> Written exercise:
Your task is to reproduce the material exactly.

Collection entries
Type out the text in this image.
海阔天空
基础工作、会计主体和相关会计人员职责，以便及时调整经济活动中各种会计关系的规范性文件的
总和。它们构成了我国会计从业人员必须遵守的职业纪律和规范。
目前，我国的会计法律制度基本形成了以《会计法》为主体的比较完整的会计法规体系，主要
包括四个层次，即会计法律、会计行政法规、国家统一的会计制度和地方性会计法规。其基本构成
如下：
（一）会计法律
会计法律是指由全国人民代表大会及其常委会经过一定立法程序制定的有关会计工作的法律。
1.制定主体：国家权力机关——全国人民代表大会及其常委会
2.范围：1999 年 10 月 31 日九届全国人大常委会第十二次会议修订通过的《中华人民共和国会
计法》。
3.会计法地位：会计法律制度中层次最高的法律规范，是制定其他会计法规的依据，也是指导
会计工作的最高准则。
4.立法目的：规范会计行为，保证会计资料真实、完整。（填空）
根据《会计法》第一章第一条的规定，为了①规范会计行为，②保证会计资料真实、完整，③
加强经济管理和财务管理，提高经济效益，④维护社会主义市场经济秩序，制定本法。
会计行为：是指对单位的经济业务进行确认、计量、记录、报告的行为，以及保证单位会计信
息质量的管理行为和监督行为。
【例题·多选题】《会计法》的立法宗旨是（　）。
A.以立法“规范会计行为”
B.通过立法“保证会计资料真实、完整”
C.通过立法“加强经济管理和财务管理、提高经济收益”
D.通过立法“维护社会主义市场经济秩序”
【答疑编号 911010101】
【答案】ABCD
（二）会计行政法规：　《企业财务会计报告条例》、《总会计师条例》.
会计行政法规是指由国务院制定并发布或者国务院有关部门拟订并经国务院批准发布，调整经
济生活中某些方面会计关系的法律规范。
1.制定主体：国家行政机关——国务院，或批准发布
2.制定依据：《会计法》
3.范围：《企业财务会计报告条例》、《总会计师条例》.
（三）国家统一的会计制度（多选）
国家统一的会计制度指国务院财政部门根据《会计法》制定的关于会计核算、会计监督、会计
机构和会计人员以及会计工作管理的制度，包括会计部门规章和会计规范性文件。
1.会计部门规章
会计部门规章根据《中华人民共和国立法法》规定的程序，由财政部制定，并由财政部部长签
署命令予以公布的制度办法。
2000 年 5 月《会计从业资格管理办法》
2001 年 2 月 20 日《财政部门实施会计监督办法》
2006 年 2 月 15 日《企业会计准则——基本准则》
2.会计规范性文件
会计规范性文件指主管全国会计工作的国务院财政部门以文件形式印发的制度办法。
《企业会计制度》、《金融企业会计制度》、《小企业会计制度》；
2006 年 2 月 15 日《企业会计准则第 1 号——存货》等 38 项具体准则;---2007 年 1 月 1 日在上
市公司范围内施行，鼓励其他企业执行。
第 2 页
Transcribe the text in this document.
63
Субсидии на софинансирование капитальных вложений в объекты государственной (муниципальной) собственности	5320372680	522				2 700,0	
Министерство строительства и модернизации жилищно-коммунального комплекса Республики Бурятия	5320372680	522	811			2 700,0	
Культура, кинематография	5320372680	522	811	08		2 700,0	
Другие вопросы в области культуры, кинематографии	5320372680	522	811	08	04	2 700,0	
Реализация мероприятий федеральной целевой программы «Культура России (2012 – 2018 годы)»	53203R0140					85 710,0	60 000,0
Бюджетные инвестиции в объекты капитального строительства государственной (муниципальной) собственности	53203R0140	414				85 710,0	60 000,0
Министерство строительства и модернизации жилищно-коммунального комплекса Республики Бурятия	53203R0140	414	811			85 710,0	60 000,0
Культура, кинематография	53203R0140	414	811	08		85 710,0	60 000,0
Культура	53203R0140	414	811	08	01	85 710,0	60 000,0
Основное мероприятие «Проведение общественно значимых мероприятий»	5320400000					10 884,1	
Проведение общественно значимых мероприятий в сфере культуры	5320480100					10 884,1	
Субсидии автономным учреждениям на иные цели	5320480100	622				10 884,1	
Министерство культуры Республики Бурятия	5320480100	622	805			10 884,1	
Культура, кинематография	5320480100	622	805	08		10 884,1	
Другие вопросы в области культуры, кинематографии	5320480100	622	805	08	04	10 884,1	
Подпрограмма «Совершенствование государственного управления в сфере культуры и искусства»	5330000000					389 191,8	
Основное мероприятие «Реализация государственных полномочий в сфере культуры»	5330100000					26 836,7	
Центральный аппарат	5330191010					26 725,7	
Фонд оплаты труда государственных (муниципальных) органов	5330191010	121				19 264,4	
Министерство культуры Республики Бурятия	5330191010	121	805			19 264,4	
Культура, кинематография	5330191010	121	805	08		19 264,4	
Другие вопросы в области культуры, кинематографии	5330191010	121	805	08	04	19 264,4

> Reply:
Type out the text in this image.
海阔天空
基础工作、会计主体和相关会计人员职责，以便及时调整经济活动中各种会计关系的规范性文件的
总和。它们构成了我国会计从业人员必须遵守的职业纪律和规范。
目前，我国的会计法律制度基本形成了以《会计法》为主体的比较完整的会计法规体系，主要
包括四个层次，即会计法律、会计行政法规、国家统一的会计制度和地方性会计法规。其基本构成
如下：
（一）会计法律
会计法律是指由全国人民代表大会及其常委会经过一定立法程序制定的有关会计工作的法律。
1.制定主体：国家权力机关——全国人民代表大会及其常委会
2.范围：1999 年 10 月 31 日九届全国人大常委会第十二次会议修订通过的《中华人民共和国会
计法》。
3.会计法地位：会计法律制度中层次最高的法律规范，是制定其他会计法规的依据，也是指导
会计工作的最高准则。
4.立法目的：规范会计行为，保证会计资料真实、完整。（填空）
根据《会计法》第一章第一条的规定，为了①规范会计行为，②保证会计资料真实、完整，③
加强经济管理和财务管理，提高经济效益，④维护社会主义市场经济秩序，制定本法。
会计行为：是指对单位的经济业务进行确认、计量、记录、报告的行为，以及保证单位会计信
息质量的管理行为和监督行为。
【例题·多选题】《会计法》的立法宗旨是（　）。
A.以立法“规范会计行为”
B.通过立法“保证会计资料真实、完整”
C.通过立法“加强经济管理和财务管理、提高经济收益”
D.通过立法“维护社会主义市场经济秩序”
【答疑编号 911010101】
【答案】ABCD
（二）会计行政法规：　《企业财务会计报告条例》、《总会计师条例》.
会计行政法规是指由国务院制定并发布或者国务院有关部门拟订并经国务院批准发布，调整经
济生活中某些方面会计关系的法律规范。
1.制定主体：国家行政机关——国务院，或批准发布
2.制定依据：《会计法》
3.范围：《企业财务会计报告条例》、《总会计师条例》.
（三）国家统一的会计制度（多选）
国家统一的会计制度指国务院财政部门根据《会计法》制定的关于会计核算、会计监督、会计
机构和会计人员以及会计工作管理的制度，包括会计部门规章和会计规范性文件。
1.会计部门规章
会计部门规章根据《中华人民共和国立法法》规定的程序，由财政部制定，并由财政部部长签
署命令予以公布的制度办法。
2000 年 5 月《会计从业资格管理办法》
2001 年 2 月 20 日《财政部门实施会计监督办法》
2006 年 2 月 15 日《企业会计准则——基本准则》
2.会计规范性文件
会计规范性文件指主管全国会计工作的国务院财政部门以文件形式印发的制度办法。
《企业会计制度》、《金融企业会计制度》、《小企业会计制度》；
2006 年 2 月 15 日《企业会计准则第 1 号——存货》等 38 项具体准则;---2007 年 1 月 1 日在上
市公司范围内施行，鼓励其他企业执行。
第 2 页
Transcribe the text in this document.
63
Субсидии на софинансирование капитальных вложений в объекты государственной (муниципальной) собственности	5320372680	522				2 700,0	
Министерство строительства и модернизации жилищно-коммунального комплекса Республики Бурятия	5320372680	522	811			2 700,0	
Культура, кинематография	5320372680	522	811	08		2 700,0	
Другие вопросы в области культуры, кинематографии	5320372680	522	811	08	04	2 700,0	
Реализация мероприятий федеральной целевой программы «Культура России (2012 – 2018 годы)»	53203R0140					85 710,0	60 000,0
Бюджетные инвестиции в объекты капитального строительства государственной (муниципальной) собственности	53203R0140	414				85 710,0	60 000,0
Министерство строительства и модернизации жилищно-коммунального комплекса Республики Бурятия	53203R0140	414	811			85 710,0	60 000,0
Культура, кинематография	53203R0140	414	811	08		85 710,0	60 000,0
Культура	53203R0140	414	811	08	01	85 710,0	60 000,0
Основное мероприятие «Проведение общественно значимых мероприятий»	5320400000					10 884,1	
Проведение общественно значимых мероприятий в сфере культуры	5320480100					10 884,1	
Субсидии автономным учреждениям на иные цели	5320480100	622				10 884,1	
Министерство культуры Республики Бурятия	5320480100	622	805			10 884,1	
Культура, кинематография	5320480100	622	805	08		10 884,1	
Другие вопросы в области культуры, кинематографии	5320480100	622	805	08	04	10 884,1	
Подпрограмма «Совершенствование государственного управления в сфере культуры и искусства»	5330000000					389 191,8	
Основное мероприятие «Реализация государственных полномочий в сфере культуры»	5330100000					26 836,7	
Центральный аппарат	5330191010					26 725,7	
Фонд оплаты труда государственных (муниципальных) органов	5330191010	121				19 264,4	
Министерство культуры Республики Бурятия	5330191010	121	805			19 264,4	
Культура, кинематография	5330191010	121	805	08		19 264,4	
Другие вопросы в области культуры, кинематографии	5330191010	121	805	08	04	19 264,4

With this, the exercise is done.